◆ Dataset records
-- Opening Marker --

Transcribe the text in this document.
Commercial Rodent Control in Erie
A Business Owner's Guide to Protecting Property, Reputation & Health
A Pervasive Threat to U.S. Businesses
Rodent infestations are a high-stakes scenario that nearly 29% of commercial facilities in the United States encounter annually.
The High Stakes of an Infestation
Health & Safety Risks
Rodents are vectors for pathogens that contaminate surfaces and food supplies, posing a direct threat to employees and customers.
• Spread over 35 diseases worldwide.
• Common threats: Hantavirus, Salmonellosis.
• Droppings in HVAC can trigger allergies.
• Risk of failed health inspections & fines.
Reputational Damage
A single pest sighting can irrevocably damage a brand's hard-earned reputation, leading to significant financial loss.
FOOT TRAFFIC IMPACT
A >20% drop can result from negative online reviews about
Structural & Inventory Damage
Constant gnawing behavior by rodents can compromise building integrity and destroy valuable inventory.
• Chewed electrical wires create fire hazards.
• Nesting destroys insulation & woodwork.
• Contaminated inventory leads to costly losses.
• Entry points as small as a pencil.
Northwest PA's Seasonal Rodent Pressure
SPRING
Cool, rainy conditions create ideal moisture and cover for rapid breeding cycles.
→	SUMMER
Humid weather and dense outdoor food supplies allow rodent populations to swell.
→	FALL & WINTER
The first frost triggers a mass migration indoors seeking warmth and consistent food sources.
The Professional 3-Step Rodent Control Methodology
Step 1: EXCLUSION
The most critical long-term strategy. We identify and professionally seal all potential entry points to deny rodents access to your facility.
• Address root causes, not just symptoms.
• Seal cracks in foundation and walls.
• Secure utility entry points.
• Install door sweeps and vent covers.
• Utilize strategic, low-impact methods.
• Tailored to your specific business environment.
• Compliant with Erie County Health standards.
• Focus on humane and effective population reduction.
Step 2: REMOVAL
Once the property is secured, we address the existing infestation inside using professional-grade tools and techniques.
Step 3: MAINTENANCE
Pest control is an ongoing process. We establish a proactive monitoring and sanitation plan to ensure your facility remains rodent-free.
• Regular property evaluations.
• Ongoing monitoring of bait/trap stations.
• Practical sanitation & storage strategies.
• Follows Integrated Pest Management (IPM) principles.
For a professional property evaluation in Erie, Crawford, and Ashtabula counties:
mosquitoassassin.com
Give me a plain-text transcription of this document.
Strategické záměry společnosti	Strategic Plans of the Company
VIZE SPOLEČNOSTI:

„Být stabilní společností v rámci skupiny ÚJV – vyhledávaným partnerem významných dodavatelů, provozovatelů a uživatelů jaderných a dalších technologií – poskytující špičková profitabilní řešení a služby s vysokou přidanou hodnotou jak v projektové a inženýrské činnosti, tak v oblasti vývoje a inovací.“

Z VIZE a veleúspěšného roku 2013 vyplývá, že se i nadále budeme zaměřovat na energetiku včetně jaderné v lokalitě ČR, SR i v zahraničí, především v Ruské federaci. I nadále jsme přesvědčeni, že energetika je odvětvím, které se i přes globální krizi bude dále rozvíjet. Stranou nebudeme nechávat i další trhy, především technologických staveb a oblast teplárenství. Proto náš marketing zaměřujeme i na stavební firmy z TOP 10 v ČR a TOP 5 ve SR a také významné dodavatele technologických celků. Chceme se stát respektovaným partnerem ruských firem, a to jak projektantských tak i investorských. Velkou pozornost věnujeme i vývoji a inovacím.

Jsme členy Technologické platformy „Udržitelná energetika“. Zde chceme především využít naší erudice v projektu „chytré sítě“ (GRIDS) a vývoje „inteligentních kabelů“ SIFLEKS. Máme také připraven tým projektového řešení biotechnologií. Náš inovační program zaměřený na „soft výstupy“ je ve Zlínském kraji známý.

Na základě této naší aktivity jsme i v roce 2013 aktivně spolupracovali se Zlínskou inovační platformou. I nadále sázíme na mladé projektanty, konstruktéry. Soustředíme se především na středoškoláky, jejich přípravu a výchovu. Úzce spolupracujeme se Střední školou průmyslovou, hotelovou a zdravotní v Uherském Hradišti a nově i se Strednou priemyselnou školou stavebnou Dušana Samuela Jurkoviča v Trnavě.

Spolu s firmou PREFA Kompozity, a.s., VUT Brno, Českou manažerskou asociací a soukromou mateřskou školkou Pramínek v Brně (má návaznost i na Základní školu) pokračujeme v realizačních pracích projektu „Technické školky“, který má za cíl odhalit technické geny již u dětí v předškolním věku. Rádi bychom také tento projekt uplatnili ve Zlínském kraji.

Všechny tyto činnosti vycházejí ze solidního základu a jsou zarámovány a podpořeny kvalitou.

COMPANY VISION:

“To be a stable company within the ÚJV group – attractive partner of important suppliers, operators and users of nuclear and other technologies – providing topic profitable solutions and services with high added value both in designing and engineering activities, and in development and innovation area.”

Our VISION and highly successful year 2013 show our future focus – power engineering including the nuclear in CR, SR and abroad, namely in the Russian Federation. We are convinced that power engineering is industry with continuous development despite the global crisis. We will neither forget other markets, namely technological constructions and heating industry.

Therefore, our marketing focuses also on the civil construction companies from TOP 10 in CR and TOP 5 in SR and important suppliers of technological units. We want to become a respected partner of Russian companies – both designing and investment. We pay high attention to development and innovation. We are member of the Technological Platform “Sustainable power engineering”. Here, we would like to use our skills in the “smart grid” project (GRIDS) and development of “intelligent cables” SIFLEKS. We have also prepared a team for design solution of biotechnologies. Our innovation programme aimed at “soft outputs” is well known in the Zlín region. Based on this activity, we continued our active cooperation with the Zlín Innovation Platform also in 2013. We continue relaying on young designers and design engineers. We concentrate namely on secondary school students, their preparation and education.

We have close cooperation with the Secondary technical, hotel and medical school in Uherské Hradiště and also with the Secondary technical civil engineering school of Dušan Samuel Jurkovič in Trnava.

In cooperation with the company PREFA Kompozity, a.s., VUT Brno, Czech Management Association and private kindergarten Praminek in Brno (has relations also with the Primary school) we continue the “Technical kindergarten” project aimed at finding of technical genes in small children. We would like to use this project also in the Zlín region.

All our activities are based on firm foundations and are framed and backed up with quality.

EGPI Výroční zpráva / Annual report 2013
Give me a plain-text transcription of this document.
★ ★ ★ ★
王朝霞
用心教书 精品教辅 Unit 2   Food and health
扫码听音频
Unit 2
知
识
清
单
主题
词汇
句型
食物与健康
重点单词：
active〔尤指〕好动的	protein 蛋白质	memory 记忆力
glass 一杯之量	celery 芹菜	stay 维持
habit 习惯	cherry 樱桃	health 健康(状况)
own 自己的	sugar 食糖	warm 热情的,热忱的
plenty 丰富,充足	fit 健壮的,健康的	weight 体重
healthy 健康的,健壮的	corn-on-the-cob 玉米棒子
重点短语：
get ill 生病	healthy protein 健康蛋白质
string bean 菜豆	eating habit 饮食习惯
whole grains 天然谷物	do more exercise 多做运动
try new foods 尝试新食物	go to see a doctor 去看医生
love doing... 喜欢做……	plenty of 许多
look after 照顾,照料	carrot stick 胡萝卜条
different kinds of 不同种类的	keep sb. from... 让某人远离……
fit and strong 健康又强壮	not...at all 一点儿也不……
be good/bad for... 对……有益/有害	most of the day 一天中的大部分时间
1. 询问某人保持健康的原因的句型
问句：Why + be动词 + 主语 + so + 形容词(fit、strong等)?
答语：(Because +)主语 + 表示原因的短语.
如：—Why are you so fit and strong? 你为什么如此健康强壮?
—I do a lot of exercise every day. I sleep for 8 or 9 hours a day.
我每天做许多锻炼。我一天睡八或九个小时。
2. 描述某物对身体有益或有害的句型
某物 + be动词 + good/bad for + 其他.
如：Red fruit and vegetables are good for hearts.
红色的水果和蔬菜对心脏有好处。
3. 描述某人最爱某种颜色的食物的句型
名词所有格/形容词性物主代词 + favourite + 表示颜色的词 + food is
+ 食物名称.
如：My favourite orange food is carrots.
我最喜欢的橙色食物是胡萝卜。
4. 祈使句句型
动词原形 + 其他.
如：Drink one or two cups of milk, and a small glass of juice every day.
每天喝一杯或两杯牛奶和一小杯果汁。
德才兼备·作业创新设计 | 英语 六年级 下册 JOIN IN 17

-- Closing Marker --

◆ The task
Show the lines of the material that contain the word "technological".

◆ Exercise solution
Our VISION and highly successful year 2013 show our future focus – power engineering including the nuclear in CR, SR and abroad, namely in the Russian Federation. We are convinced that power engineering is industry with continuous development despite the global crisis. We will neither forget other markets, namely technological constructions and heating industry.
Therefore, our marketing focuses also on the civil construction companies from TOP 10 in CR and TOP 5 in SR and important suppliers of technological units. We want to become a respected partner of Russian companies – both designing and investment. We pay high attention to development and innovation. We are member of the Technological Platform “Sustainable power engineering”. Here, we would like to use our skills in the “smart grid” project (GRIDS) and development of “intelligent cables” SIFLEKS. We have also prepared a team for design solution of biotechnologies. Our innovation programme aimed at “soft outputs” is well known in the Zlín region. Based on this activity, we continued our active cooperation with the Zlín Innovation Platform also in 2013. We continue relaying on young designers and design engineers. We concentrate namely on secondary school students, their preparation and education.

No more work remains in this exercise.